Supplied entries.

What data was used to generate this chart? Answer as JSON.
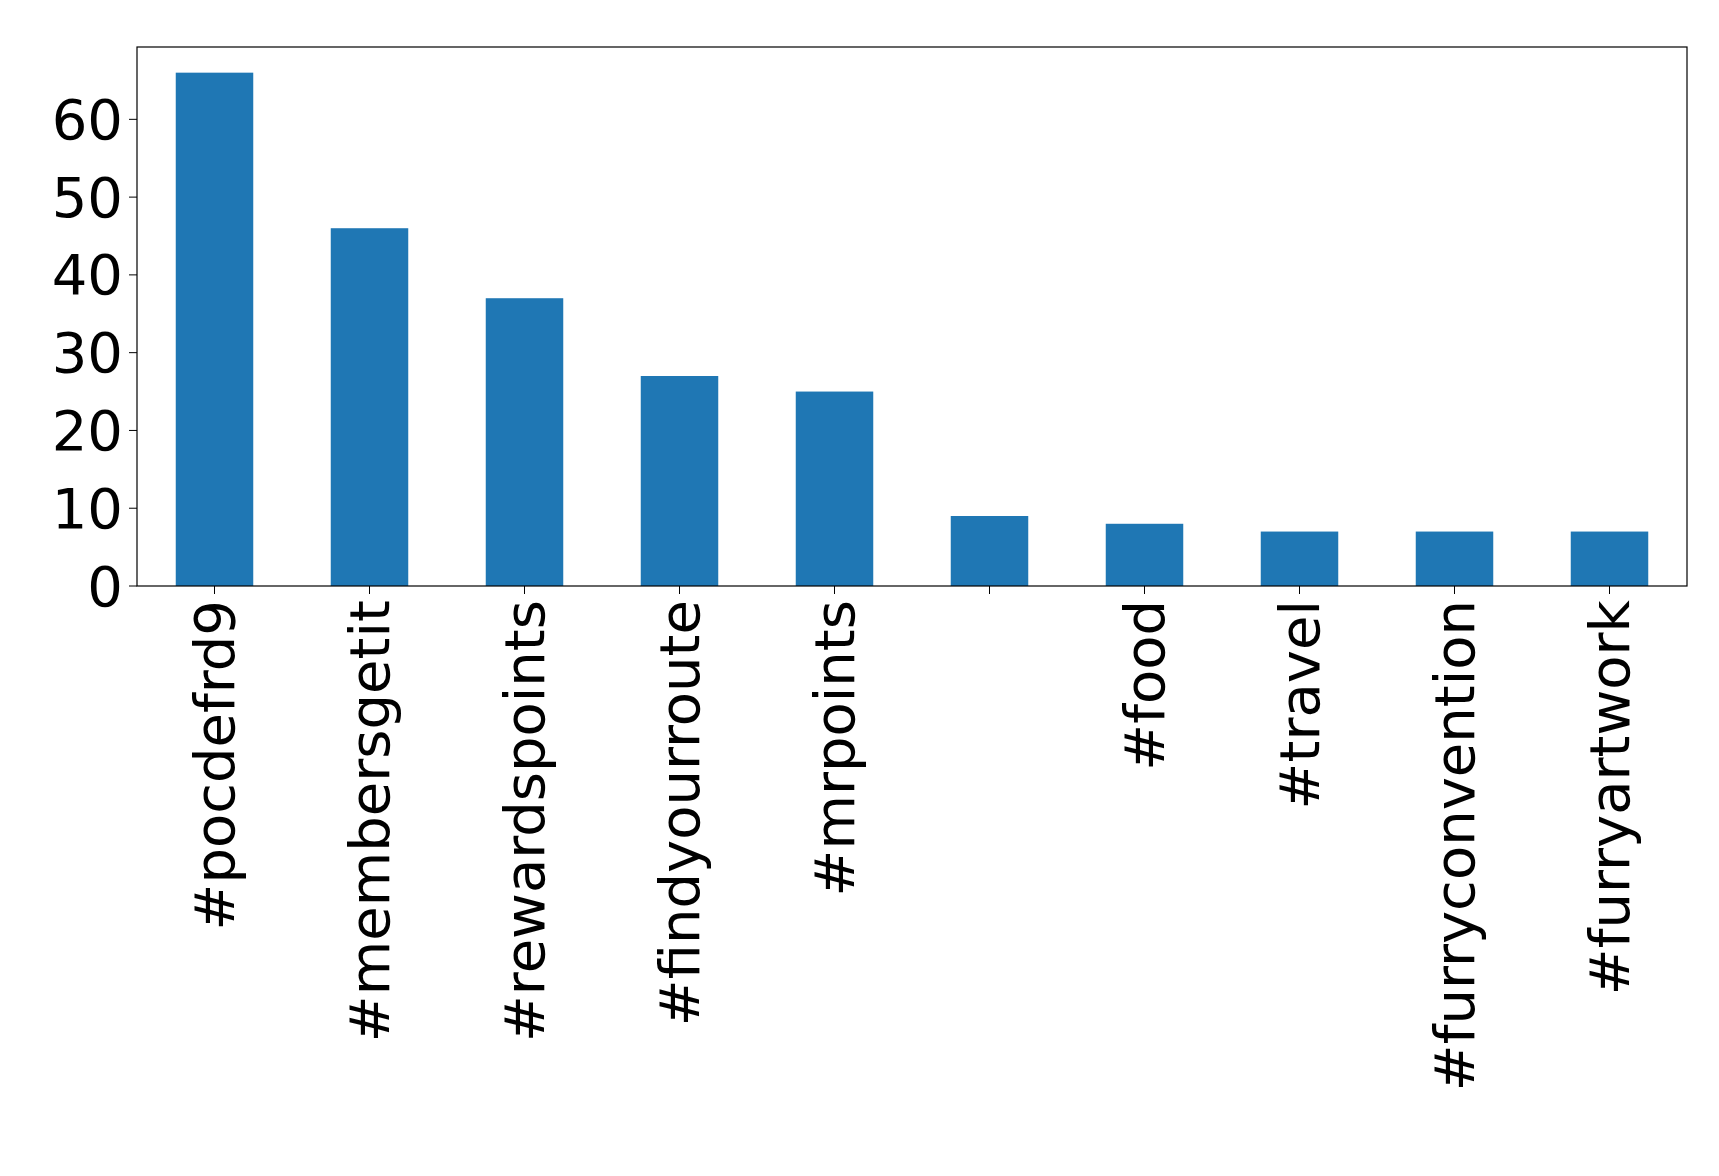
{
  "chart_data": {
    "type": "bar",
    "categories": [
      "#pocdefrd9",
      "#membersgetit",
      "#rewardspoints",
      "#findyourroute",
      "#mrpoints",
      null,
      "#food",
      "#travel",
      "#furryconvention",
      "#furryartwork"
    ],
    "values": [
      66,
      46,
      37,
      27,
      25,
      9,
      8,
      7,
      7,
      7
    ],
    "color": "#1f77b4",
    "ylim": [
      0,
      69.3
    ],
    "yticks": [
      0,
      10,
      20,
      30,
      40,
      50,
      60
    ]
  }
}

---

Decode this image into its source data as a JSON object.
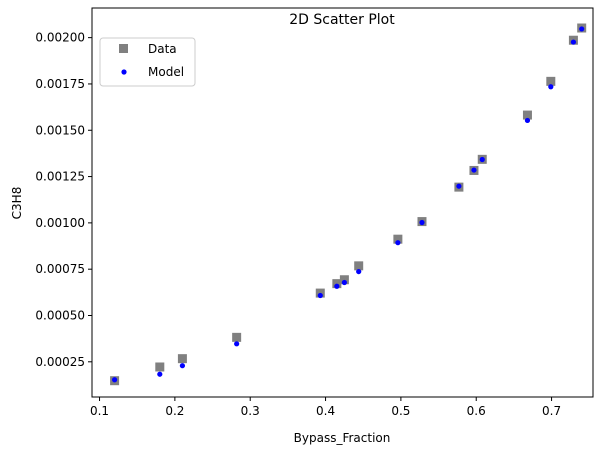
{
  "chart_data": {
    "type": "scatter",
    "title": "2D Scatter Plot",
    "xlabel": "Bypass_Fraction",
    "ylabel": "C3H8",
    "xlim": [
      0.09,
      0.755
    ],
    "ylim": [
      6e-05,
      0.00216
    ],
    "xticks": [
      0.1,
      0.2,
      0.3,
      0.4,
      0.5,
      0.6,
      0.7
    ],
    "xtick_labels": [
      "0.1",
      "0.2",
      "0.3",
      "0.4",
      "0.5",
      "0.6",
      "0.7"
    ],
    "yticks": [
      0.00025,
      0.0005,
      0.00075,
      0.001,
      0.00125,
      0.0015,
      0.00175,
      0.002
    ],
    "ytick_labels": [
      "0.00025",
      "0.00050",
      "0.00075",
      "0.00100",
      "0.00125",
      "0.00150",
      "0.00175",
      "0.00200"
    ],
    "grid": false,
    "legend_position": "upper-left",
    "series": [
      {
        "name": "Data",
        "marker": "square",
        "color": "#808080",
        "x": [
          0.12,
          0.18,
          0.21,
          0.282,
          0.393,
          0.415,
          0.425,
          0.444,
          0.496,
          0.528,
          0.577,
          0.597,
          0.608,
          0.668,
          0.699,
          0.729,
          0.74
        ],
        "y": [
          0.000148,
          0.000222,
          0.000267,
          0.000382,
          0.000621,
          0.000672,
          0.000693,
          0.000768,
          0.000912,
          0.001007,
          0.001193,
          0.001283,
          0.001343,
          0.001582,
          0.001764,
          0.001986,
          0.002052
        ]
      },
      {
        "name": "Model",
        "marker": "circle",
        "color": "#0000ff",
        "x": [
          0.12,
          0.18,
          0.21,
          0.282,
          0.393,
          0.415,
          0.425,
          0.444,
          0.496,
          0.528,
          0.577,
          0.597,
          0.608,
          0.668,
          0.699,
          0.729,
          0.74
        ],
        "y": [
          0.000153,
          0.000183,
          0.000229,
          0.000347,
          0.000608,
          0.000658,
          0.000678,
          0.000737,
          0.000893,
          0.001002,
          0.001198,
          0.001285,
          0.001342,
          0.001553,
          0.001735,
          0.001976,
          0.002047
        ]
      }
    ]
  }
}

Given task.
Lines containing "this" are to be counted. State the total and add nothing.

The output.
2